SUPPLIED MATERIAL ->
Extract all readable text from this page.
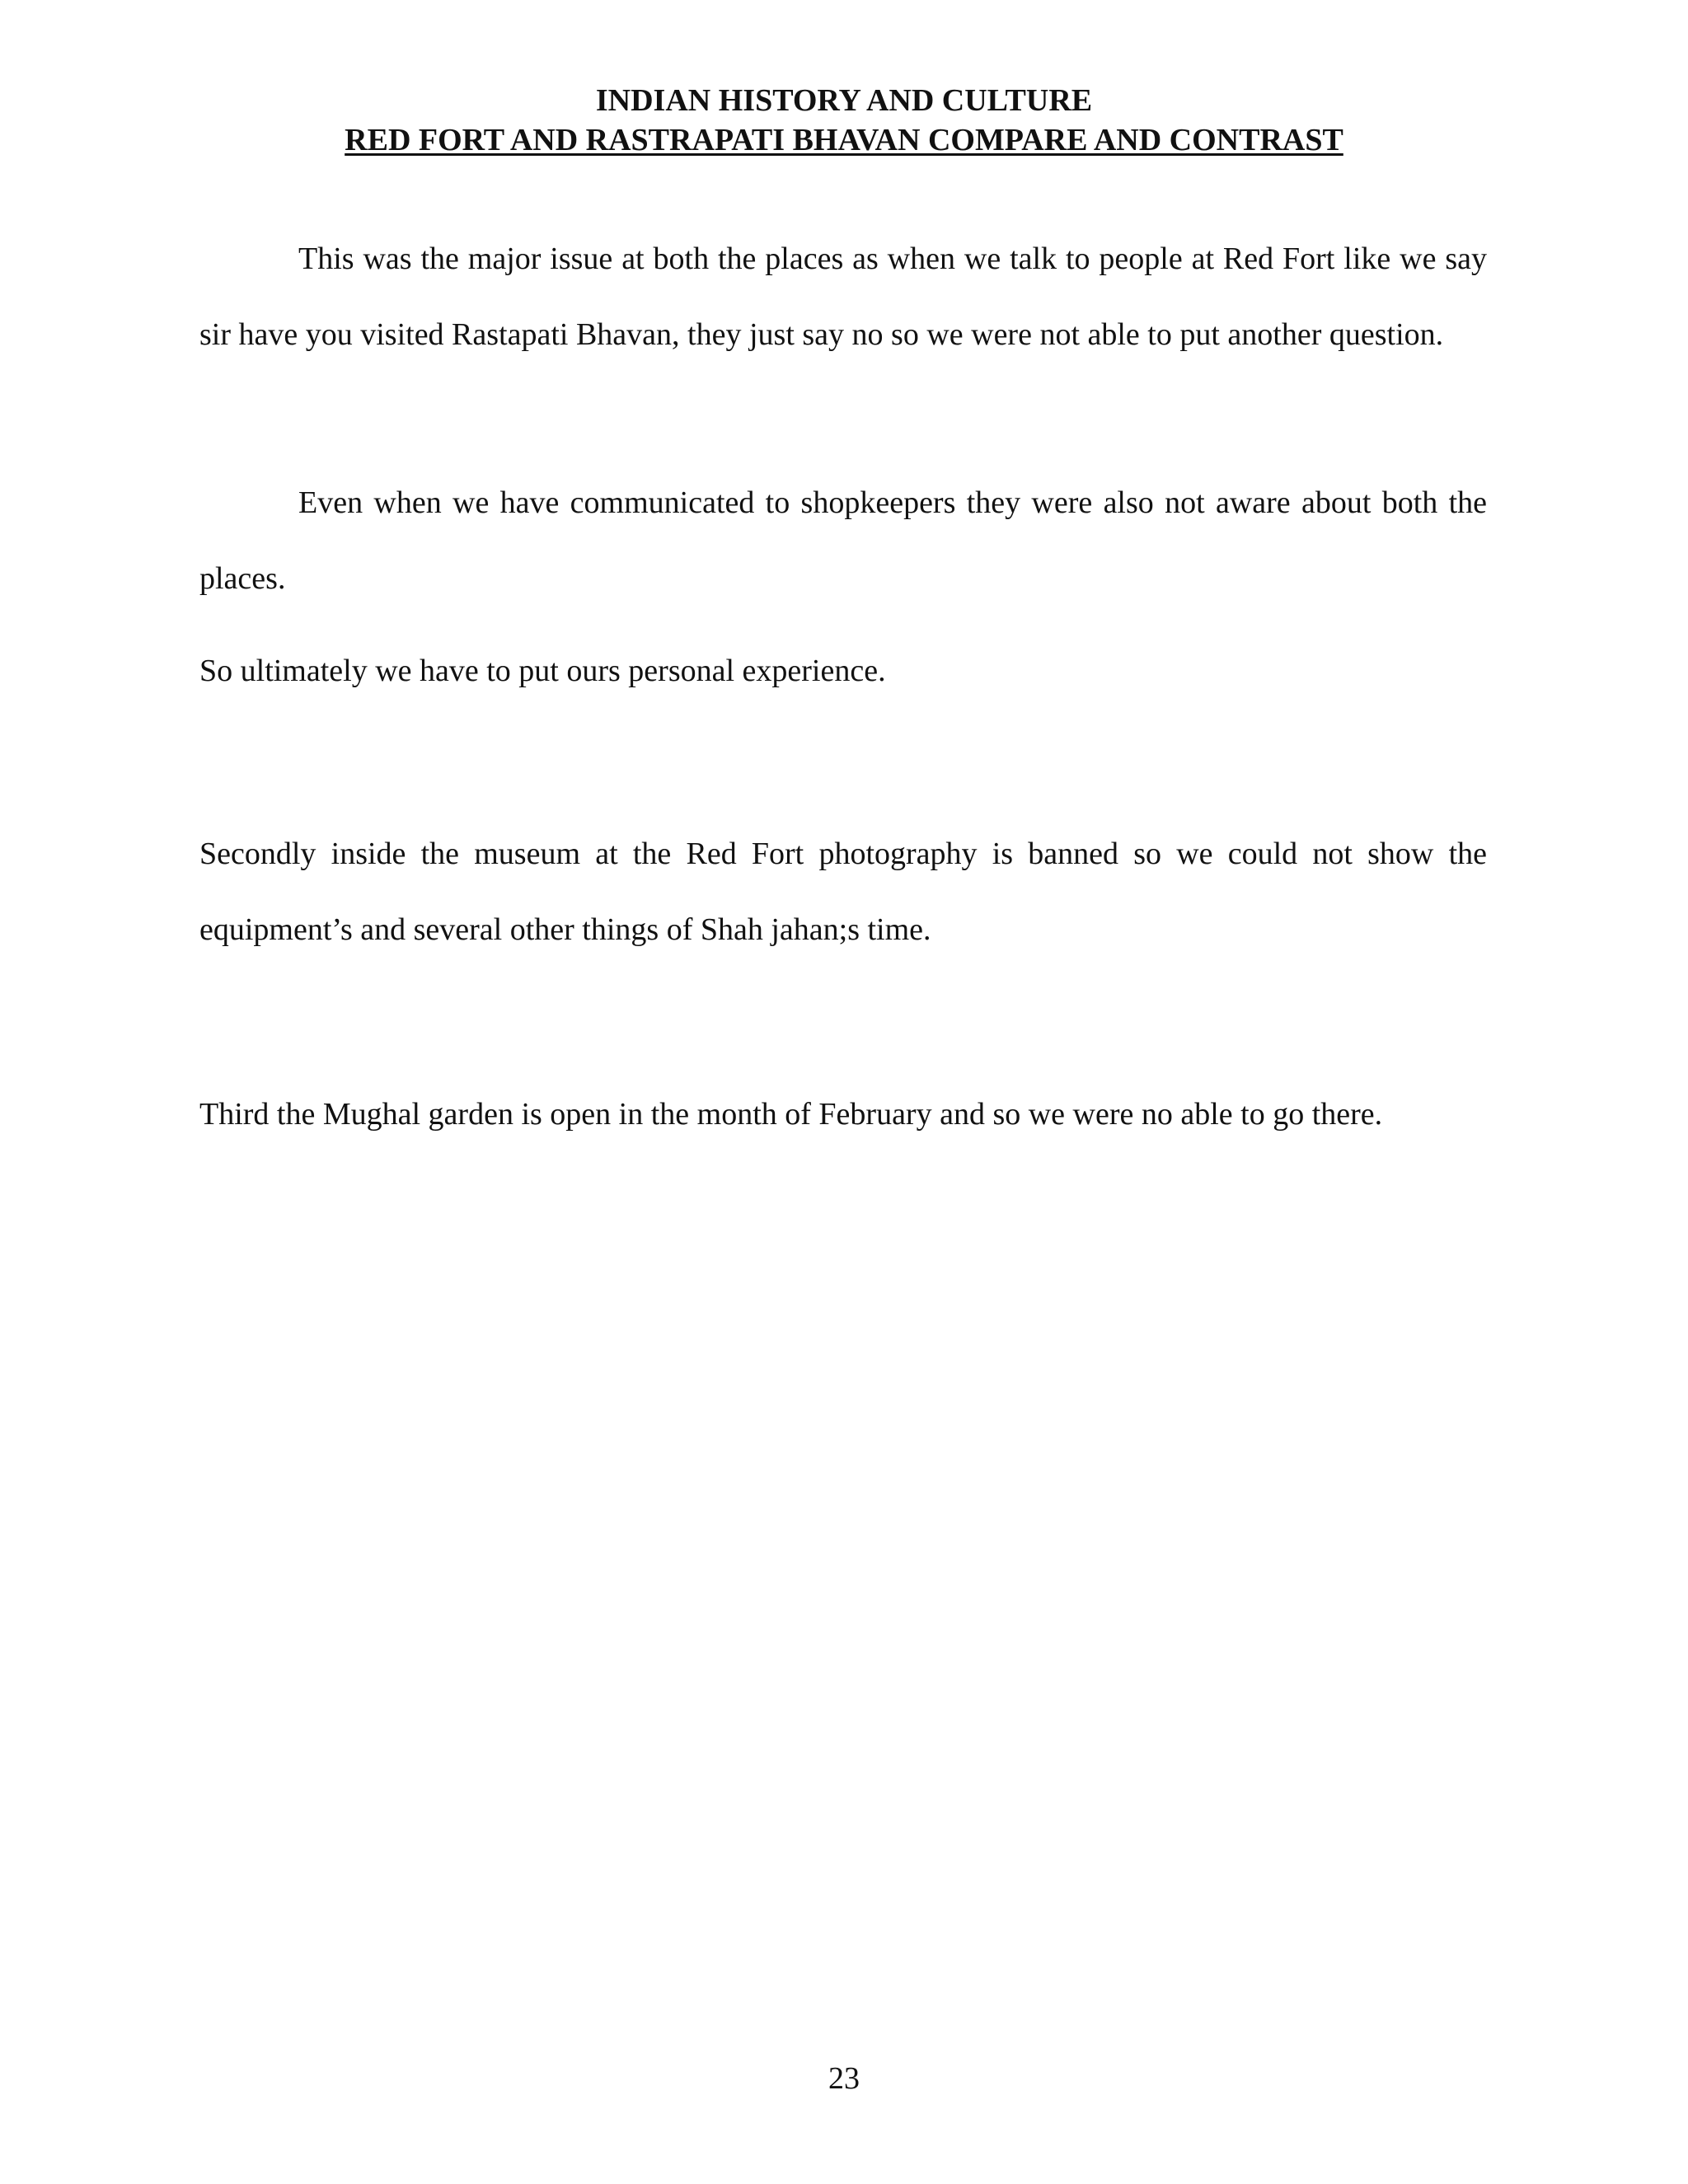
INDIAN HISTORY AND CULTURE
RED FORT AND RASTRAPATI BHAVAN COMPARE AND CONTRAST

This was the major issue at both the places as when we talk to people at Red Fort like we say sir have you visited Rastapati Bhavan, they just say no so we were not able to put another question.

Even when we have communicated to shopkeepers they were also not aware about both the places.

So ultimately we have to put ours personal experience.

Secondly inside the museum at the Red Fort photography is banned so we could not show the equipment’s and several other things of Shah jahan;s time.

Third the Mughal garden is open in the month of February and so we were no able to go there.

23
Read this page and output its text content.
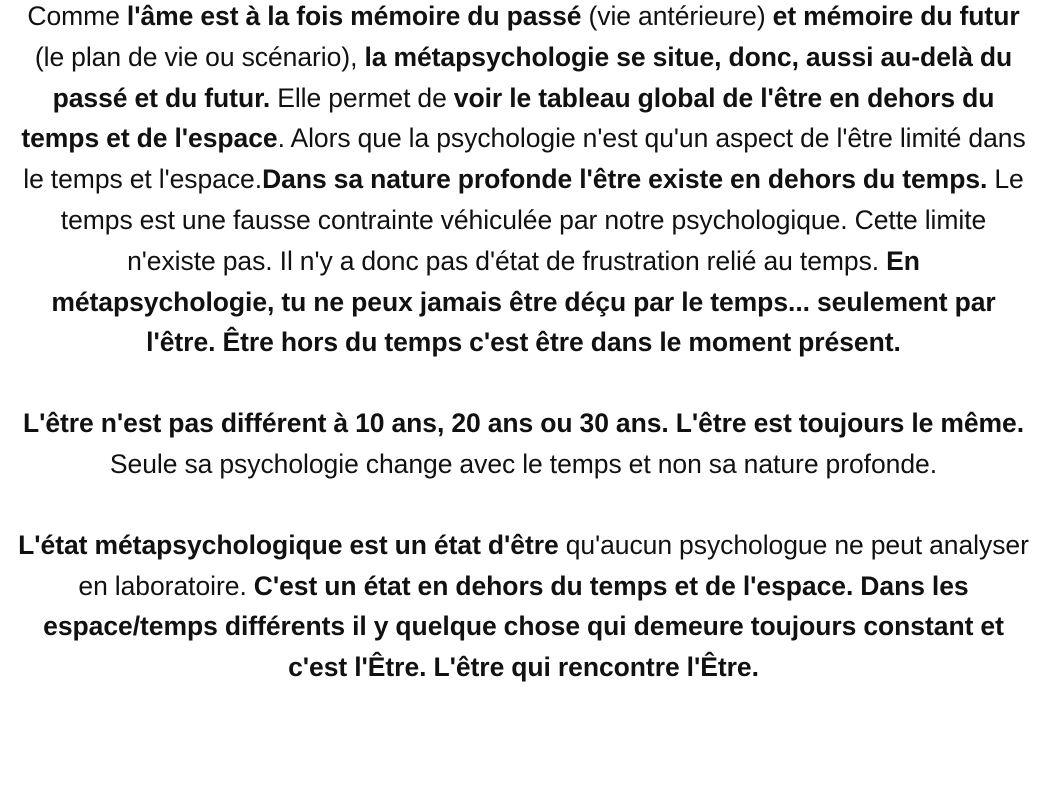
Comme l'âme est à la fois mémoire du passé (vie antérieure) et mémoire du futur (le plan de vie ou scénario), la métapsychologie se situe, donc, aussi au-delà du passé et du futur. Elle permet de voir le tableau global de l'être en dehors du temps et de l'espace. Alors que la psychologie n'est qu'un aspect de l'être limité dans le temps et l'espace.Dans sa nature profonde l'être existe en dehors du temps. Le temps est une fausse contrainte véhiculée par notre psychologique. Cette limite n'existe pas. Il n'y a donc pas d'état de frustration relié au temps. En métapsychologie, tu ne peux jamais être déçu par le temps... seulement par l'être. Être hors du temps c'est être dans le moment présent.

L'être n'est pas différent à 10 ans, 20 ans ou 30 ans. L'être est toujours le même.
Seule sa psychologie change avec le temps et non sa nature profonde.

L'état métapsychologique est un état d'être qu'aucun psychologue ne peut analyser en laboratoire. C'est un état en dehors du temps et de l'espace. Dans les espace/temps différents il y quelque chose qui demeure toujours constant et c'est l'Être. L'être qui rencontre l'Être.
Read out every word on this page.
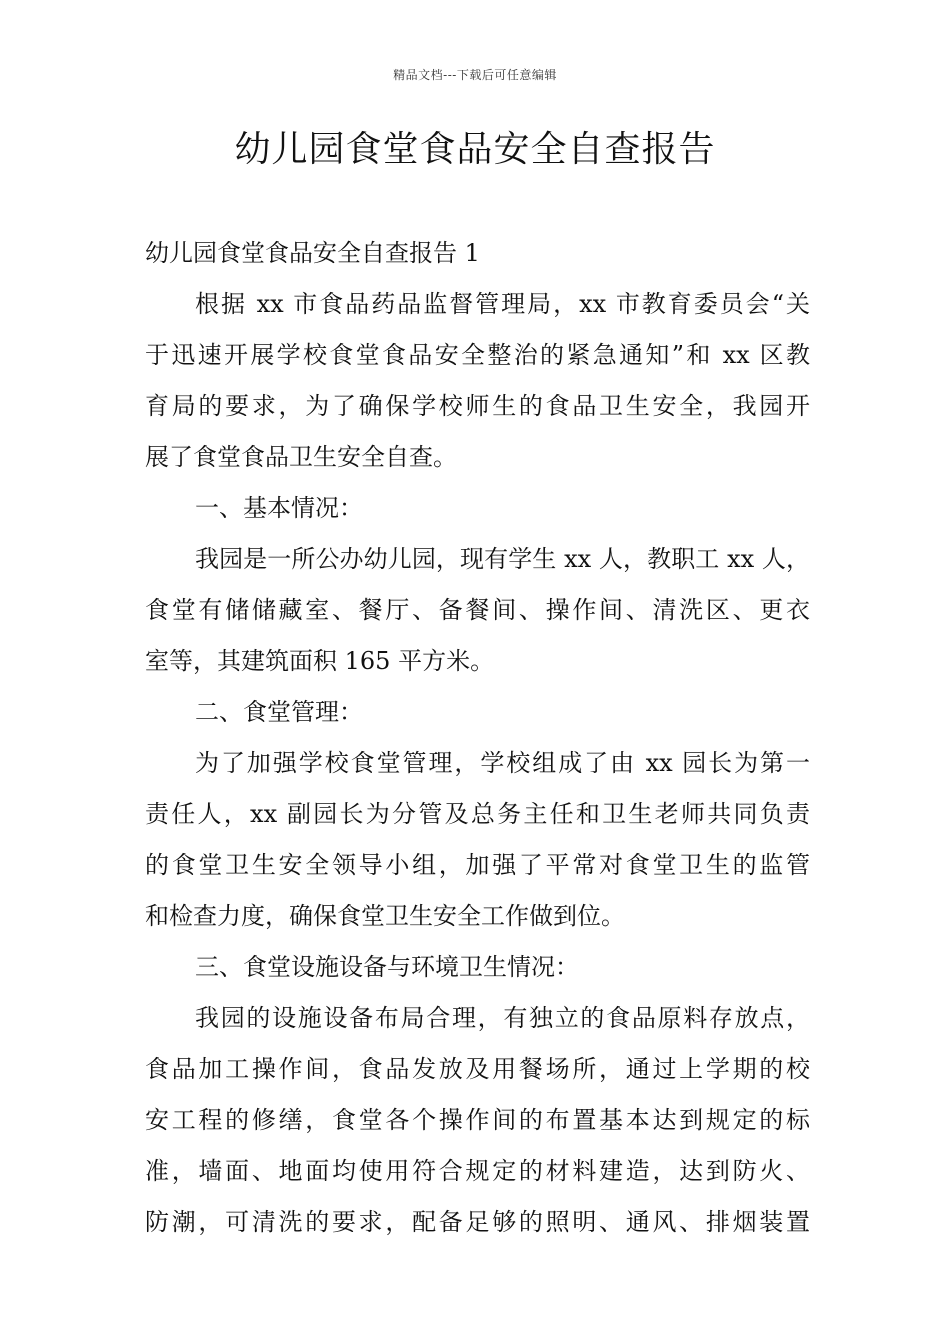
精品文档---下载后可任意编辑
幼儿园食堂食品安全自查报告
幼儿园食堂食品安全自查报告 1
根据 xx 市食品药品监督管理局，xx 市教育委员会“关
于迅速开展学校食堂食品安全整治的紧急通知”和 xx 区教
育局的要求，为了确保学校师生的食品卫生安全，我园开
展了食堂食品卫生安全自查。
一、基本情况：
我园是一所公办幼儿园，现有学生 xx 人，教职工 xx 人，
食堂有储储藏室、餐厅、备餐间、操作间、清洗区、更衣
室等，其建筑面积 165 平方米。
二、食堂管理：
为了加强学校食堂管理，学校组成了由 xx 园长为第一
责任人，xx 副园长为分管及总务主任和卫生老师共同负责
的食堂卫生安全领导小组，加强了平常对食堂卫生的监管
和检查力度，确保食堂卫生安全工作做到位。
三、食堂设施设备与环境卫生情况：
我园的设施设备布局合理，有独立的食品原料存放点，
食品加工操作间，食品发放及用餐场所，通过上学期的校
安工程的修缮，食堂各个操作间的布置基本达到规定的标
准，墙面、地面均使用符合规定的材料建造，达到防火、
防潮，可清洗的要求，配备足够的照明、通风、排烟装置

DO THIS ->
Retype the whole listing, keeping every line identical and omitting all pictures.

TASK RESULT ->
Extract all readable text from this page.
INDIAN HISTORY AND CULTURE
RED FORT AND RASTRAPATI BHAVAN COMPARE AND CONTRAST

This was the major issue at both the places as when we talk to people at Red Fort like we say sir have you visited Rastapati Bhavan, they just say no so we were not able to put another question.

Even when we have communicated to shopkeepers they were also not aware about both the places.

So ultimately we have to put ours personal experience.

Secondly inside the museum at the Red Fort photography is banned so we could not show the equipment’s and several other things of Shah jahan;s time.

Third the Mughal garden is open in the month of February and so we were no able to go there.

23
Read this page and output its text content.
Comme l'âme est à la fois mémoire du passé (vie antérieure) et mémoire du futur (le plan de vie ou scénario), la métapsychologie se situe, donc, aussi au-delà du passé et du futur. Elle permet de voir le tableau global de l'être en dehors du temps et de l'espace. Alors que la psychologie n'est qu'un aspect de l'être limité dans le temps et l'espace.Dans sa nature profonde l'être existe en dehors du temps. Le temps est une fausse contrainte véhiculée par notre psychologique. Cette limite n'existe pas. Il n'y a donc pas d'état de frustration relié au temps. En métapsychologie, tu ne peux jamais être déçu par le temps... seulement par l'être. Être hors du temps c'est être dans le moment présent.

L'être n'est pas différent à 10 ans, 20 ans ou 30 ans. L'être est toujours le même.
Seule sa psychologie change avec le temps et non sa nature profonde.

L'état métapsychologique est un état d'être qu'aucun psychologue ne peut analyser en laboratoire. C'est un état en dehors du temps et de l'espace. Dans les espace/temps différents il y quelque chose qui demeure toujours constant et c'est l'Être. L'être qui rencontre l'Être.
Read out every word on this page.
精品文档---下载后可任意编辑
幼儿园食堂食品安全自查报告
幼儿园食堂食品安全自查报告 1
根据 xx 市食品药品监督管理局，xx 市教育委员会“关
于迅速开展学校食堂食品安全整治的紧急通知”和 xx 区教
育局的要求，为了确保学校师生的食品卫生安全，我园开
展了食堂食品卫生安全自查。
一、基本情况：
我园是一所公办幼儿园，现有学生 xx 人，教职工 xx 人，
食堂有储储藏室、餐厅、备餐间、操作间、清洗区、更衣
室等，其建筑面积 165 平方米。
二、食堂管理：
为了加强学校食堂管理，学校组成了由 xx 园长为第一
责任人，xx 副园长为分管及总务主任和卫生老师共同负责
的食堂卫生安全领导小组，加强了平常对食堂卫生的监管
和检查力度，确保食堂卫生安全工作做到位。
三、食堂设施设备与环境卫生情况：
我园的设施设备布局合理，有独立的食品原料存放点，
食品加工操作间，食品发放及用餐场所，通过上学期的校
安工程的修缮，食堂各个操作间的布置基本达到规定的标
准，墙面、地面均使用符合规定的材料建造，达到防火、
防潮，可清洗的要求，配备足够的照明、通风、排烟装置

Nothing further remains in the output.